Go through the material and write it all out exactly, minus the pictures.
------ Listing
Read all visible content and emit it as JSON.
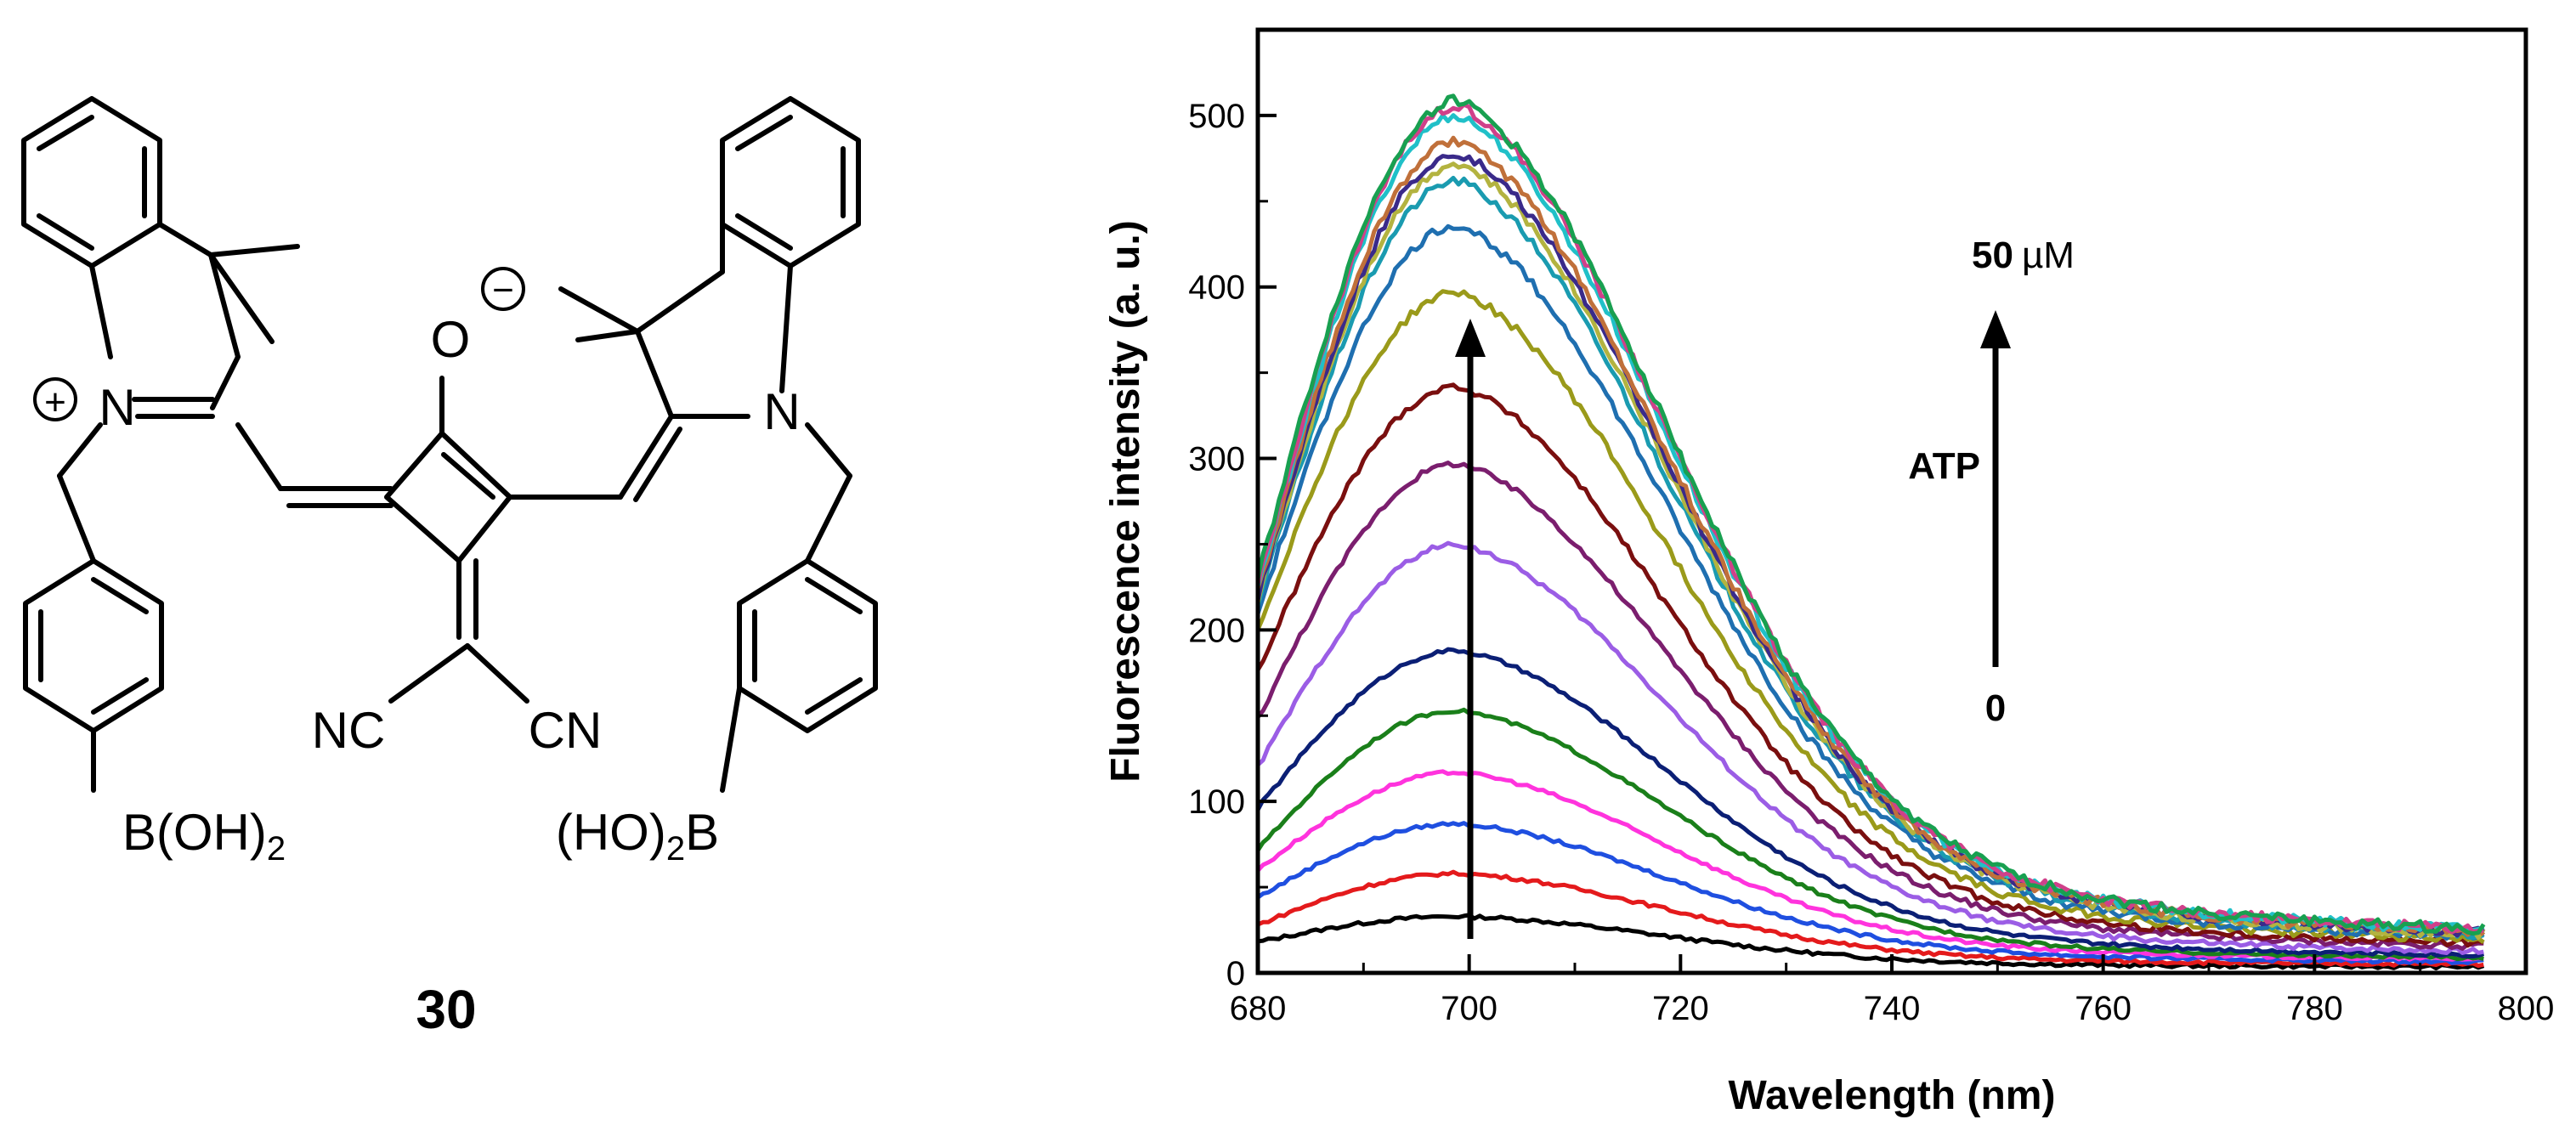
{
  "structure": {
    "compound_label": "30",
    "atoms": {
      "n_plus": "N",
      "charge_plus": "+",
      "oxygen": "O",
      "charge_minus": "−",
      "n_right": "N",
      "nc": "NC",
      "cn": "CN",
      "boronic_left": {
        "base": "B(OH)",
        "sub": "2"
      },
      "boronic_right": {
        "pre": "(HO)",
        "sub": "2",
        "post": "B"
      }
    }
  },
  "chart_data": {
    "type": "line",
    "title": "",
    "xlabel": "Wavelength (nm)",
    "ylabel": "Fluorescence intensity (a. u.)",
    "xlim": [
      680,
      800
    ],
    "ylim": [
      0,
      550
    ],
    "xticks": [
      "680",
      "700",
      "720",
      "740",
      "760",
      "780",
      "800"
    ],
    "yticks": [
      "0",
      "100",
      "200",
      "300",
      "400",
      "500"
    ],
    "annotation": {
      "top": {
        "value": "50",
        "unit": "µM"
      },
      "label": "ATP",
      "bottom": "0"
    },
    "series": [
      {
        "color": "#000000",
        "peak": 33,
        "start": 18,
        "end": 3
      },
      {
        "color": "#e41a1c",
        "peak": 58,
        "start": 28,
        "end": 4
      },
      {
        "color": "#1f4fe0",
        "peak": 87,
        "start": 44,
        "end": 5
      },
      {
        "color": "#ff33dd",
        "peak": 117,
        "start": 60,
        "end": 6
      },
      {
        "color": "#1a7f1a",
        "peak": 153,
        "start": 72,
        "end": 6
      },
      {
        "color": "#0b1f75",
        "peak": 188,
        "start": 96,
        "end": 7
      },
      {
        "color": "#9b5de5",
        "peak": 250,
        "start": 120,
        "end": 8
      },
      {
        "color": "#7b1e6e",
        "peak": 297,
        "start": 148,
        "end": 10
      },
      {
        "color": "#7a0f0f",
        "peak": 342,
        "start": 176,
        "end": 11
      },
      {
        "color": "#9a9a1a",
        "peak": 397,
        "start": 200,
        "end": 12
      },
      {
        "color": "#1f6fb0",
        "peak": 436,
        "start": 210,
        "end": 13
      },
      {
        "color": "#1a9bb0",
        "peak": 462,
        "start": 215,
        "end": 14
      },
      {
        "color": "#b3b340",
        "peak": 472,
        "start": 218,
        "end": 14
      },
      {
        "color": "#3a2a8a",
        "peak": 478,
        "start": 220,
        "end": 15
      },
      {
        "color": "#c0703a",
        "peak": 485,
        "start": 222,
        "end": 15
      },
      {
        "color": "#20c0c8",
        "peak": 500,
        "start": 224,
        "end": 16
      },
      {
        "color": "#d0408a",
        "peak": 506,
        "start": 226,
        "end": 16
      },
      {
        "color": "#18a050",
        "peak": 509,
        "start": 230,
        "end": 16
      }
    ]
  }
}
------------
Output for this exercise:
Read all visible content and emit it as JSON.
{
  "structure": {
    "compound_label": "30",
    "atoms": {
      "n_plus": "N",
      "charge_plus": "+",
      "oxygen": "O",
      "charge_minus": "−",
      "n_right": "N",
      "nc": "NC",
      "cn": "CN",
      "boronic_left": {
        "base": "B(OH)",
        "sub": "2"
      },
      "boronic_right": {
        "pre": "(HO)",
        "sub": "2",
        "post": "B"
      }
    }
  },
  "chart_data": {
    "type": "line",
    "title": "",
    "xlabel": "Wavelength (nm)",
    "ylabel": "Fluorescence intensity (a. u.)",
    "xlim": [
      680,
      800
    ],
    "ylim": [
      0,
      550
    ],
    "xticks": [
      "680",
      "700",
      "720",
      "740",
      "760",
      "780",
      "800"
    ],
    "yticks": [
      "0",
      "100",
      "200",
      "300",
      "400",
      "500"
    ],
    "annotation": {
      "top": {
        "value": "50",
        "unit": "µM"
      },
      "label": "ATP",
      "bottom": "0"
    },
    "series": [
      {
        "color": "#000000",
        "peak": 33,
        "start": 18,
        "end": 3
      },
      {
        "color": "#e41a1c",
        "peak": 58,
        "start": 28,
        "end": 4
      },
      {
        "color": "#1f4fe0",
        "peak": 87,
        "start": 44,
        "end": 5
      },
      {
        "color": "#ff33dd",
        "peak": 117,
        "start": 60,
        "end": 6
      },
      {
        "color": "#1a7f1a",
        "peak": 153,
        "start": 72,
        "end": 6
      },
      {
        "color": "#0b1f75",
        "peak": 188,
        "start": 96,
        "end": 7
      },
      {
        "color": "#9b5de5",
        "peak": 250,
        "start": 120,
        "end": 8
      },
      {
        "color": "#7b1e6e",
        "peak": 297,
        "start": 148,
        "end": 10
      },
      {
        "color": "#7a0f0f",
        "peak": 342,
        "start": 176,
        "end": 11
      },
      {
        "color": "#9a9a1a",
        "peak": 397,
        "start": 200,
        "end": 12
      },
      {
        "color": "#1f6fb0",
        "peak": 436,
        "start": 210,
        "end": 13
      },
      {
        "color": "#1a9bb0",
        "peak": 462,
        "start": 215,
        "end": 14
      },
      {
        "color": "#b3b340",
        "peak": 472,
        "start": 218,
        "end": 14
      },
      {
        "color": "#3a2a8a",
        "peak": 478,
        "start": 220,
        "end": 15
      },
      {
        "color": "#c0703a",
        "peak": 485,
        "start": 222,
        "end": 15
      },
      {
        "color": "#20c0c8",
        "peak": 500,
        "start": 224,
        "end": 16
      },
      {
        "color": "#d0408a",
        "peak": 506,
        "start": 226,
        "end": 16
      },
      {
        "color": "#18a050",
        "peak": 509,
        "start": 230,
        "end": 16
      }
    ]
  }
}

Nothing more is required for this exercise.